**Exercise brief**
Each record below should be repeated precisely as written.

Dataset items:
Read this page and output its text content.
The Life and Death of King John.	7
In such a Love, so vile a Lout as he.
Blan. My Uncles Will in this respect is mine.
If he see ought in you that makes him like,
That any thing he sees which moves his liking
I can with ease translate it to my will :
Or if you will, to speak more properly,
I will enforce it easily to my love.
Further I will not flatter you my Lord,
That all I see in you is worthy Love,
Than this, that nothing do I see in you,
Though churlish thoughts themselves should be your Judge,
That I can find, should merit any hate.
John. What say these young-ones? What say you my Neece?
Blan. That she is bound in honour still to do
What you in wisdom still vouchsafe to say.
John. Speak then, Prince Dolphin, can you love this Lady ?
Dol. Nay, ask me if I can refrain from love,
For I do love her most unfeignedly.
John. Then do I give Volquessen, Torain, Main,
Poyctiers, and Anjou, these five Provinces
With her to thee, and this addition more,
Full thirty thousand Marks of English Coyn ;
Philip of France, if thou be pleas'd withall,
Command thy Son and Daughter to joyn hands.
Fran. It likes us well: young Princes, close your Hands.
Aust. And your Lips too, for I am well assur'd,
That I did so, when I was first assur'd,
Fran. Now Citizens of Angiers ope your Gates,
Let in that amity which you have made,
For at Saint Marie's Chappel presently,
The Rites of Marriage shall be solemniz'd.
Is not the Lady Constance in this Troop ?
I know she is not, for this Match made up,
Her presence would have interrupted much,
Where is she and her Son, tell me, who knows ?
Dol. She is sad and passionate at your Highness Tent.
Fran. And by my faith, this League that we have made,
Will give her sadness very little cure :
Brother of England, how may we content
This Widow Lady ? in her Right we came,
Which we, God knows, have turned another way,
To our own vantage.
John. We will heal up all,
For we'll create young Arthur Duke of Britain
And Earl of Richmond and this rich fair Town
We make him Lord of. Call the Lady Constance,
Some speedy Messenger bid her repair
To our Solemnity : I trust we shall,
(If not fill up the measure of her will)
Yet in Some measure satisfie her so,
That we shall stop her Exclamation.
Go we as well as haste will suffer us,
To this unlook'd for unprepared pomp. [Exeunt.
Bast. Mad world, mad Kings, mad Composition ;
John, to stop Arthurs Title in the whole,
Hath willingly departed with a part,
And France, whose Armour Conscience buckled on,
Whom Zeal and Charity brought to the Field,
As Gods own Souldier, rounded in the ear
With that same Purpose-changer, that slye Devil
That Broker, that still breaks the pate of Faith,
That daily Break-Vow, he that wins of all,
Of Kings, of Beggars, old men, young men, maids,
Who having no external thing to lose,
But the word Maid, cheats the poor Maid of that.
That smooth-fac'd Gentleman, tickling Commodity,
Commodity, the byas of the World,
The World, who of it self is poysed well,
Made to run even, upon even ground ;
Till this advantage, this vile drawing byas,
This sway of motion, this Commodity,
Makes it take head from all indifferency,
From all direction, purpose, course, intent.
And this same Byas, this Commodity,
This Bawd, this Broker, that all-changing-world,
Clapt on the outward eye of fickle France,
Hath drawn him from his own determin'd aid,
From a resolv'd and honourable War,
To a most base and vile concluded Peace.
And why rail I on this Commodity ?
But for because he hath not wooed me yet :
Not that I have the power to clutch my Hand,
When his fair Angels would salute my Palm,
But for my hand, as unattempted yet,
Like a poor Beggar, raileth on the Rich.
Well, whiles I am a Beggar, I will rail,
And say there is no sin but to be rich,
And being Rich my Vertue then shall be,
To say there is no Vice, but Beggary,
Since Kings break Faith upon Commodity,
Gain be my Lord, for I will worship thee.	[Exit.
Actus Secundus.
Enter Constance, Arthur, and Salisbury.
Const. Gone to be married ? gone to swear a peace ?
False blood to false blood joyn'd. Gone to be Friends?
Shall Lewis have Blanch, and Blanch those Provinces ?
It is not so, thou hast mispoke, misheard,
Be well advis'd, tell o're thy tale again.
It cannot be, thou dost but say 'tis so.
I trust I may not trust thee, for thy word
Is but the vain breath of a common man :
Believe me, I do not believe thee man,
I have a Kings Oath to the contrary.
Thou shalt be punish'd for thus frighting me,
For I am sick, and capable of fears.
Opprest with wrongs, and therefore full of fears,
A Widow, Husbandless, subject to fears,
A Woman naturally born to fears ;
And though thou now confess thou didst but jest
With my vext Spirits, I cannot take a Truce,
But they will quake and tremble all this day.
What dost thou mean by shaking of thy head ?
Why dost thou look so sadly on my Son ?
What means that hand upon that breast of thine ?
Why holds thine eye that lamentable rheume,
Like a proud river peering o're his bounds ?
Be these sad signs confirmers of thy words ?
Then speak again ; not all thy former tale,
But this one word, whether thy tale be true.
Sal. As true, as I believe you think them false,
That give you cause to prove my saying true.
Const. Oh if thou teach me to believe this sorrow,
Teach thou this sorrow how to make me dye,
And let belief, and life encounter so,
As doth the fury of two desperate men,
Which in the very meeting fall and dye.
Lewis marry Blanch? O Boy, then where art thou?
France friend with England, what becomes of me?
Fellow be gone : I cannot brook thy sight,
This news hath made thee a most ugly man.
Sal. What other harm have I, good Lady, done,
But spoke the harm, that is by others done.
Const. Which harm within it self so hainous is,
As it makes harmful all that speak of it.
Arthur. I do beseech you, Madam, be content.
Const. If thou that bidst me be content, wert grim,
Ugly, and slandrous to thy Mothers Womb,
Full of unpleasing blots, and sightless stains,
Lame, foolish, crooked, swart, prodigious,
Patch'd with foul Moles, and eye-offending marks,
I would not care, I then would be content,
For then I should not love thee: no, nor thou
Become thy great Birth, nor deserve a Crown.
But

**Finished exercise**
Read this page and output its text content.
The Life and Death of King John.	7
In such a Love, so vile a Lout as he.
Blan. My Uncles Will in this respect is mine.
If he see ought in you that makes him like,
That any thing he sees which moves his liking
I can with ease translate it to my will :
Or if you will, to speak more properly,
I will enforce it easily to my love.
Further I will not flatter you my Lord,
That all I see in you is worthy Love,
Than this, that nothing do I see in you,
Though churlish thoughts themselves should be your Judge,
That I can find, should merit any hate.
John. What say these young-ones? What say you my Neece?
Blan. That she is bound in honour still to do
What you in wisdom still vouchsafe to say.
John. Speak then, Prince Dolphin, can you love this Lady ?
Dol. Nay, ask me if I can refrain from love,
For I do love her most unfeignedly.
John. Then do I give Volquessen, Torain, Main,
Poyctiers, and Anjou, these five Provinces
With her to thee, and this addition more,
Full thirty thousand Marks of English Coyn ;
Philip of France, if thou be pleas'd withall,
Command thy Son and Daughter to joyn hands.
Fran. It likes us well: young Princes, close your Hands.
Aust. And your Lips too, for I am well assur'd,
That I did so, when I was first assur'd,
Fran. Now Citizens of Angiers ope your Gates,
Let in that amity which you have made,
For at Saint Marie's Chappel presently,
The Rites of Marriage shall be solemniz'd.
Is not the Lady Constance in this Troop ?
I know she is not, for this Match made up,
Her presence would have interrupted much,
Where is she and her Son, tell me, who knows ?
Dol. She is sad and passionate at your Highness Tent.
Fran. And by my faith, this League that we have made,
Will give her sadness very little cure :
Brother of England, how may we content
This Widow Lady ? in her Right we came,
Which we, God knows, have turned another way,
To our own vantage.
John. We will heal up all,
For we'll create young Arthur Duke of Britain
And Earl of Richmond and this rich fair Town
We make him Lord of. Call the Lady Constance,
Some speedy Messenger bid her repair
To our Solemnity : I trust we shall,
(If not fill up the measure of her will)
Yet in Some measure satisfie her so,
That we shall stop her Exclamation.
Go we as well as haste will suffer us,
To this unlook'd for unprepared pomp. [Exeunt.
Bast. Mad world, mad Kings, mad Composition ;
John, to stop Arthurs Title in the whole,
Hath willingly departed with a part,
And France, whose Armour Conscience buckled on,
Whom Zeal and Charity brought to the Field,
As Gods own Souldier, rounded in the ear
With that same Purpose-changer, that slye Devil
That Broker, that still breaks the pate of Faith,
That daily Break-Vow, he that wins of all,
Of Kings, of Beggars, old men, young men, maids,
Who having no external thing to lose,
But the word Maid, cheats the poor Maid of that.
That smooth-fac'd Gentleman, tickling Commodity,
Commodity, the byas of the World,
The World, who of it self is poysed well,
Made to run even, upon even ground ;
Till this advantage, this vile drawing byas,
This sway of motion, this Commodity,
Makes it take head from all indifferency,
From all direction, purpose, course, intent.
And this same Byas, this Commodity,
This Bawd, this Broker, that all-changing-world,
Clapt on the outward eye of fickle France,
Hath drawn him from his own determin'd aid,
From a resolv'd and honourable War,
To a most base and vile concluded Peace.
And why rail I on this Commodity ?
But for because he hath not wooed me yet :
Not that I have the power to clutch my Hand,
When his fair Angels would salute my Palm,
But for my hand, as unattempted yet,
Like a poor Beggar, raileth on the Rich.
Well, whiles I am a Beggar, I will rail,
And say there is no sin but to be rich,
And being Rich my Vertue then shall be,
To say there is no Vice, but Beggary,
Since Kings break Faith upon Commodity,
Gain be my Lord, for I will worship thee.	[Exit.
Actus Secundus.
Enter Constance, Arthur, and Salisbury.
Const. Gone to be married ? gone to swear a peace ?
False blood to false blood joyn'd. Gone to be Friends?
Shall Lewis have Blanch, and Blanch those Provinces ?
It is not so, thou hast mispoke, misheard,
Be well advis'd, tell o're thy tale again.
It cannot be, thou dost but say 'tis so.
I trust I may not trust thee, for thy word
Is but the vain breath of a common man :
Believe me, I do not believe thee man,
I have a Kings Oath to the contrary.
Thou shalt be punish'd for thus frighting me,
For I am sick, and capable of fears.
Opprest with wrongs, and therefore full of fears,
A Widow, Husbandless, subject to fears,
A Woman naturally born to fears ;
And though thou now confess thou didst but jest
With my vext Spirits, I cannot take a Truce,
But they will quake and tremble all this day.
What dost thou mean by shaking of thy head ?
Why dost thou look so sadly on my Son ?
What means that hand upon that breast of thine ?
Why holds thine eye that lamentable rheume,
Like a proud river peering o're his bounds ?
Be these sad signs confirmers of thy words ?
Then speak again ; not all thy former tale,
But this one word, whether thy tale be true.
Sal. As true, as I believe you think them false,
That give you cause to prove my saying true.
Const. Oh if thou teach me to believe this sorrow,
Teach thou this sorrow how to make me dye,
And let belief, and life encounter so,
As doth the fury of two desperate men,
Which in the very meeting fall and dye.
Lewis marry Blanch? O Boy, then where art thou?
France friend with England, what becomes of me?
Fellow be gone : I cannot brook thy sight,
This news hath made thee a most ugly man.
Sal. What other harm have I, good Lady, done,
But spoke the harm, that is by others done.
Const. Which harm within it self so hainous is,
As it makes harmful all that speak of it.
Arthur. I do beseech you, Madam, be content.
Const. If thou that bidst me be content, wert grim,
Ugly, and slandrous to thy Mothers Womb,
Full of unpleasing blots, and sightless stains,
Lame, foolish, crooked, swart, prodigious,
Patch'd with foul Moles, and eye-offending marks,
I would not care, I then would be content,
For then I should not love thee: no, nor thou
Become thy great Birth, nor deserve a Crown.
But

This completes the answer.